# [EXERCISE]
Go through the data and report each line that holds the string "nowoczesnej".

Records drawn from a dataset
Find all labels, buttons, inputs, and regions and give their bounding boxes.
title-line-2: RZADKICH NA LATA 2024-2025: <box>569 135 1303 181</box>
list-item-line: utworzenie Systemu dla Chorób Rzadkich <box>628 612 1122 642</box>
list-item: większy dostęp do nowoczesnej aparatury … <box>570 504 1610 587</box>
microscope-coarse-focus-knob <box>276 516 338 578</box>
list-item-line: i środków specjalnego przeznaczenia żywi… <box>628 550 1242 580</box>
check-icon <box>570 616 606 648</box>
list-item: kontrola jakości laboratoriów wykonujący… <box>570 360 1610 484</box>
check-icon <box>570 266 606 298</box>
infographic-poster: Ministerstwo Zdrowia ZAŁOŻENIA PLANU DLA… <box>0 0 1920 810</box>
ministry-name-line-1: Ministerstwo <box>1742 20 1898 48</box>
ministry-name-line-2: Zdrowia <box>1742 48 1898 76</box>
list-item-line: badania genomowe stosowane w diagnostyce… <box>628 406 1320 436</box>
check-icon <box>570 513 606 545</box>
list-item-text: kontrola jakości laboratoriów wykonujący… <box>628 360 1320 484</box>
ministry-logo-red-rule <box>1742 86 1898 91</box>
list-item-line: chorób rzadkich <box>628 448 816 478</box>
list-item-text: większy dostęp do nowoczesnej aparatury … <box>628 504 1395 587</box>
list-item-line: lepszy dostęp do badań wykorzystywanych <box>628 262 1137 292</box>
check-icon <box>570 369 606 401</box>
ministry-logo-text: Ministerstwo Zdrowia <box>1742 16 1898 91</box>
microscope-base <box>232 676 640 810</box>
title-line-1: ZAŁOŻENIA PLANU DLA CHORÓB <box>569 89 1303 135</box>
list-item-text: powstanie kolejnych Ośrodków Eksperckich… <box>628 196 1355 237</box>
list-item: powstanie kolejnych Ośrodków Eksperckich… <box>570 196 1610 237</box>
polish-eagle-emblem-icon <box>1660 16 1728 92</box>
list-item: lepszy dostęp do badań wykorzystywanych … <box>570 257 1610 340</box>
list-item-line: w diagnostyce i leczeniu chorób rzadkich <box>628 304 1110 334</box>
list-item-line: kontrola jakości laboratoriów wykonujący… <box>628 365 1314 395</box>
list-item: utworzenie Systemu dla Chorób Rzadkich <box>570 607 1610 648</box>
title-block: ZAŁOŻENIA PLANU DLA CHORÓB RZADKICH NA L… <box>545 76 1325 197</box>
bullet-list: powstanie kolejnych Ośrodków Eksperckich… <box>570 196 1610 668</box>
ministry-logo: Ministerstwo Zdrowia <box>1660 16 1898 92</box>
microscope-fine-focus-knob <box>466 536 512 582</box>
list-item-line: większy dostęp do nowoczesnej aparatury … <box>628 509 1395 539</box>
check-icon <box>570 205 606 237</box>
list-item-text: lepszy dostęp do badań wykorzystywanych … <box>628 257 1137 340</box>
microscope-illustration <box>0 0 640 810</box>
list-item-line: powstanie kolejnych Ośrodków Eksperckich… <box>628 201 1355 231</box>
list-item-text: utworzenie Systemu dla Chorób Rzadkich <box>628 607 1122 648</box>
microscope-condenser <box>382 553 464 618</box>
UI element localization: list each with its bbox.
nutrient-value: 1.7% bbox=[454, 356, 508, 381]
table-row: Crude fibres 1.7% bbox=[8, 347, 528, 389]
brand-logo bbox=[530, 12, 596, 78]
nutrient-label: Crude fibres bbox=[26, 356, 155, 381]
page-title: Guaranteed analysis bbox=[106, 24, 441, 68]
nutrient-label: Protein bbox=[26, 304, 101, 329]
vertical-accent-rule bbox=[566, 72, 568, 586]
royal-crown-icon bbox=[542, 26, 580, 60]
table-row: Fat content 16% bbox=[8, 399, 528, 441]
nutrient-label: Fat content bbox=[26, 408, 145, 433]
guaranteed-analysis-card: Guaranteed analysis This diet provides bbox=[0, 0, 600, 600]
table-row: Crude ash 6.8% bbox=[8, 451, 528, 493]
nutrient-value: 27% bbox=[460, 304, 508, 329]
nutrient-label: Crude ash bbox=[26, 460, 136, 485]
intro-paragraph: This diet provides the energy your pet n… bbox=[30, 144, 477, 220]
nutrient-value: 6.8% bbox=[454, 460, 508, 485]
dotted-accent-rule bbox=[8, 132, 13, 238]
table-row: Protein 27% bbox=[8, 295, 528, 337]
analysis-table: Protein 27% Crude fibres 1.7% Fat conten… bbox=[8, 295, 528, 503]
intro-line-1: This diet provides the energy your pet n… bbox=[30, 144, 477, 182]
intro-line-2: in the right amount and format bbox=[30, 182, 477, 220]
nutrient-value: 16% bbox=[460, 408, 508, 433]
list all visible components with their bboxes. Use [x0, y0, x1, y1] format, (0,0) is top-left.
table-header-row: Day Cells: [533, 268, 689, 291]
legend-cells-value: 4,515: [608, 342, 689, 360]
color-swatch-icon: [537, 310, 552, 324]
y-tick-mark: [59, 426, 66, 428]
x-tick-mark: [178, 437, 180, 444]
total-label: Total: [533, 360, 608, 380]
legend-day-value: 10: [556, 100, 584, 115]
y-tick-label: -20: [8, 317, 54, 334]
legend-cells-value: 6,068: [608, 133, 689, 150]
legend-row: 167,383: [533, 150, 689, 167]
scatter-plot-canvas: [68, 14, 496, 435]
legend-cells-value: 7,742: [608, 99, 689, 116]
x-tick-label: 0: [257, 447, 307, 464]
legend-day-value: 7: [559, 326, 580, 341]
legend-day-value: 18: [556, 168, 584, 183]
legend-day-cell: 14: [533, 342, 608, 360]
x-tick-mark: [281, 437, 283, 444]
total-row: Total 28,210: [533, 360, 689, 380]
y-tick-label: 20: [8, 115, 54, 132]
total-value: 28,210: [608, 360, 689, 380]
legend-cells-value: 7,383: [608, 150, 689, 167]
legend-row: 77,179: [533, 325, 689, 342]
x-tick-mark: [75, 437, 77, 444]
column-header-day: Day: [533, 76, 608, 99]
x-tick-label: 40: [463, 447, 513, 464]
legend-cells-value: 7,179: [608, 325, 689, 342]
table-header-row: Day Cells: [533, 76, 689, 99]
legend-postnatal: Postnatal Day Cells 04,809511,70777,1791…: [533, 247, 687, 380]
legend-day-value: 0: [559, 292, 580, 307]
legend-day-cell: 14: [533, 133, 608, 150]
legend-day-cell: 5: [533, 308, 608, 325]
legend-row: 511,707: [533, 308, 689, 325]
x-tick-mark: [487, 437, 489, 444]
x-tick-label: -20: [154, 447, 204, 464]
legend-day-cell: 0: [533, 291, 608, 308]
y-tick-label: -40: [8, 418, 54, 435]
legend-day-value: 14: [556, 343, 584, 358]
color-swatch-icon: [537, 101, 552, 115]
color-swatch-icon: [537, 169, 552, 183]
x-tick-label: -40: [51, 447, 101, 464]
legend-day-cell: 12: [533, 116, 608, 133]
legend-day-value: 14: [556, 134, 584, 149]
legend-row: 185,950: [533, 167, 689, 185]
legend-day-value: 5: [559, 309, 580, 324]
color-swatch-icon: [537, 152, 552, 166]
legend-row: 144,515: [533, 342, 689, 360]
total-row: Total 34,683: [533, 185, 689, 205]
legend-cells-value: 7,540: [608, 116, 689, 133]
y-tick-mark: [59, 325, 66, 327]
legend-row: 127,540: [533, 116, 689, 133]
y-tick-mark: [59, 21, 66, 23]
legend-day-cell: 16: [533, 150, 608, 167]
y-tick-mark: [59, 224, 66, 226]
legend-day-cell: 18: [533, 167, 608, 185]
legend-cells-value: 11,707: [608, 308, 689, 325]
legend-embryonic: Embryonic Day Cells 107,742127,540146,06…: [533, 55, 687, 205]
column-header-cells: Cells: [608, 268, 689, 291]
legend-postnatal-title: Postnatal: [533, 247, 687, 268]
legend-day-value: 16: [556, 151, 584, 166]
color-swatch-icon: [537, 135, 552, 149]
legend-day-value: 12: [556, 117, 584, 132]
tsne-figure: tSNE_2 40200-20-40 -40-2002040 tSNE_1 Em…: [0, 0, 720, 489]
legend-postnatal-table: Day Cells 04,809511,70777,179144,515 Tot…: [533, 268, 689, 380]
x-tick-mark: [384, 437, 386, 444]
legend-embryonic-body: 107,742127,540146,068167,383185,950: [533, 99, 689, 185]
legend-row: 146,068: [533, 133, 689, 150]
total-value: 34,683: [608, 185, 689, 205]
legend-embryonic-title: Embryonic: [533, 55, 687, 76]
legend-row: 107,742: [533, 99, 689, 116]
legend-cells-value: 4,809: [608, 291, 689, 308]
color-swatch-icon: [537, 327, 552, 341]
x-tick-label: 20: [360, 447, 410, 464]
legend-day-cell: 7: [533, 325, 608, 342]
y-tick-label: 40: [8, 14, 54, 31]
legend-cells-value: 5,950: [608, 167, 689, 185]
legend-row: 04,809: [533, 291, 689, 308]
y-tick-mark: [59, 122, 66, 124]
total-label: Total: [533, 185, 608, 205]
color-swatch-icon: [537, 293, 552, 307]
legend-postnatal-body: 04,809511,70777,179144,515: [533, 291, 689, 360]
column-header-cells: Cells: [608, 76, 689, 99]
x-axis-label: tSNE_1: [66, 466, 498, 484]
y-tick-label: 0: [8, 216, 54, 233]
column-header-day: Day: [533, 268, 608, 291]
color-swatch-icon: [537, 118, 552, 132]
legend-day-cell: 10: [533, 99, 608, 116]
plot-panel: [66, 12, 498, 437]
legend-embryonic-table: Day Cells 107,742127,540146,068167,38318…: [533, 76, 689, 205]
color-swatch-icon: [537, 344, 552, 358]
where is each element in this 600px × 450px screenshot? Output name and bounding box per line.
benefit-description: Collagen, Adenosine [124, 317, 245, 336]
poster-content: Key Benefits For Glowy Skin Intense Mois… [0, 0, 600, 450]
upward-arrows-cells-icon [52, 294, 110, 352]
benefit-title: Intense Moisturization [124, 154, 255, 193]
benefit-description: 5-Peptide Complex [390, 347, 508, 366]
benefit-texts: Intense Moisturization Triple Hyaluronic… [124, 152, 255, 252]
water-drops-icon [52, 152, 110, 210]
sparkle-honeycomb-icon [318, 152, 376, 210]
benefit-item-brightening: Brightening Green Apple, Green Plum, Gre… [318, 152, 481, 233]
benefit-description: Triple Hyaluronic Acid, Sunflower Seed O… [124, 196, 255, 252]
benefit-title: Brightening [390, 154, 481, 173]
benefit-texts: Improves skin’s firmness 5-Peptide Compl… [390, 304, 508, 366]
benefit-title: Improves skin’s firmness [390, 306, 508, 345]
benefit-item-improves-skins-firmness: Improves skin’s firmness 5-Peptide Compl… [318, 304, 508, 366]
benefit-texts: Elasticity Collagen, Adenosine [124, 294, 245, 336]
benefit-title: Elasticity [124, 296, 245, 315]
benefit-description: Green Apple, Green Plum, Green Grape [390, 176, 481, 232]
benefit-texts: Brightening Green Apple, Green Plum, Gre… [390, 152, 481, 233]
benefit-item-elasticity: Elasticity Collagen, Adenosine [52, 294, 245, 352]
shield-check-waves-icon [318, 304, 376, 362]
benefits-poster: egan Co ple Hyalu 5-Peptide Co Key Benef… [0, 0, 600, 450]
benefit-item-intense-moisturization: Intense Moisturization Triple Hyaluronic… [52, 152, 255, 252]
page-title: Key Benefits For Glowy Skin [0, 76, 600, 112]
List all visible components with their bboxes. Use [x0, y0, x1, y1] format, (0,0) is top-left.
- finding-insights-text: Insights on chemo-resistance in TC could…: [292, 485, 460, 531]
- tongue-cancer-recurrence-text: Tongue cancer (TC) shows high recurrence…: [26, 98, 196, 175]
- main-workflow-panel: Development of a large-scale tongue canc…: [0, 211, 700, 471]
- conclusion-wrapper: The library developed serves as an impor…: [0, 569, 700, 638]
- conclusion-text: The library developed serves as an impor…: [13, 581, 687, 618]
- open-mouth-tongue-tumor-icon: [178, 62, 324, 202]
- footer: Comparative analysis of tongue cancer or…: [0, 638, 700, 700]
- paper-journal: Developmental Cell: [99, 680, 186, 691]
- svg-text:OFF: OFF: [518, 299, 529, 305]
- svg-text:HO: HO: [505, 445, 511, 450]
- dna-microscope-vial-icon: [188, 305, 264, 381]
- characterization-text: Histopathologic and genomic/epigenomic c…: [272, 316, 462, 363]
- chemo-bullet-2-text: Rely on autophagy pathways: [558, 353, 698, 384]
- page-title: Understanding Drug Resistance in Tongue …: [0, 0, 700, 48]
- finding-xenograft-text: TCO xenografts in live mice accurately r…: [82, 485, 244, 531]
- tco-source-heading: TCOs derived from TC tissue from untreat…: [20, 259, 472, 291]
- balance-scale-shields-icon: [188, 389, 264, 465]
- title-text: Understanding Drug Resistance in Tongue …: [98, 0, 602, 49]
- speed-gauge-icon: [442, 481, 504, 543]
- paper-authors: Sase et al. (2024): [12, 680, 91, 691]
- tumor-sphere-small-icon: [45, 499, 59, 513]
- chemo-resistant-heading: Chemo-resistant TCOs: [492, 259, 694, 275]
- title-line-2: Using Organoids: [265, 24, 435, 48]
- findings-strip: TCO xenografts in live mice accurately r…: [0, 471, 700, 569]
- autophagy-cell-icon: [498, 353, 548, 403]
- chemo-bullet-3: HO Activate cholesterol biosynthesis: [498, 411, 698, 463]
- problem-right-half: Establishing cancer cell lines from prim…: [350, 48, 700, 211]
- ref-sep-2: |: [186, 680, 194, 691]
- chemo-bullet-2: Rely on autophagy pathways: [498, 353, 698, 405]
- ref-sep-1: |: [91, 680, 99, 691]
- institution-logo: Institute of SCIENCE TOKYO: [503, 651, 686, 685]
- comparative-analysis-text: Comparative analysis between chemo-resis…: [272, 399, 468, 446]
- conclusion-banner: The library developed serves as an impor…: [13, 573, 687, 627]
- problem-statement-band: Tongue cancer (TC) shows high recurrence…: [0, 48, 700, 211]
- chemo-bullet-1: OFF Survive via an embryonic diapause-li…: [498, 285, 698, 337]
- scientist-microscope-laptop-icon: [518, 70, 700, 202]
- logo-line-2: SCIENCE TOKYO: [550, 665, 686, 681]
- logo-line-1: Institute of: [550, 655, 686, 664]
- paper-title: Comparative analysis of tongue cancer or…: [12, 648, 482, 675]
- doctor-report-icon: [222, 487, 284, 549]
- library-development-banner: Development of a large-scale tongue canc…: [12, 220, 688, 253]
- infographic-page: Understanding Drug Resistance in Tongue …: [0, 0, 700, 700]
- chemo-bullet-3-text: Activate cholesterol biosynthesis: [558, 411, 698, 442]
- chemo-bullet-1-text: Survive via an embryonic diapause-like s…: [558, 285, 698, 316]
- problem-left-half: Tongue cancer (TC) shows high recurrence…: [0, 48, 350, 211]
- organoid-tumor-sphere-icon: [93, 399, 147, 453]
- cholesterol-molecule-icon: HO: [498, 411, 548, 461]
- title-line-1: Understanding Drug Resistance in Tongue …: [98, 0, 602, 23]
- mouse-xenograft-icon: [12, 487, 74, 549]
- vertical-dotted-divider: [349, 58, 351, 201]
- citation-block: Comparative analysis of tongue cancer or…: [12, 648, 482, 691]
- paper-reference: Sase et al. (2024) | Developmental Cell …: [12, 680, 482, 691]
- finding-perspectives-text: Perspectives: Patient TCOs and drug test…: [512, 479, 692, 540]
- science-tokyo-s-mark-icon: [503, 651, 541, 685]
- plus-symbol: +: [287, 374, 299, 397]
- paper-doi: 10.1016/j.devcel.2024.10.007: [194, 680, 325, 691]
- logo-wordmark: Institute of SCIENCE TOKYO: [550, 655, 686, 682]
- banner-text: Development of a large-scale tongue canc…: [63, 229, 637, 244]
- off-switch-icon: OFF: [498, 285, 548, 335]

# [THE ANSWER]
list-item: większy dostęp do nowoczesnej aparatury … <box>570 504 1610 587</box>
list-item-text: większy dostęp do nowoczesnej aparatury … <box>628 504 1395 587</box>
list-item-line: większy dostęp do nowoczesnej aparatury … <box>628 509 1395 539</box>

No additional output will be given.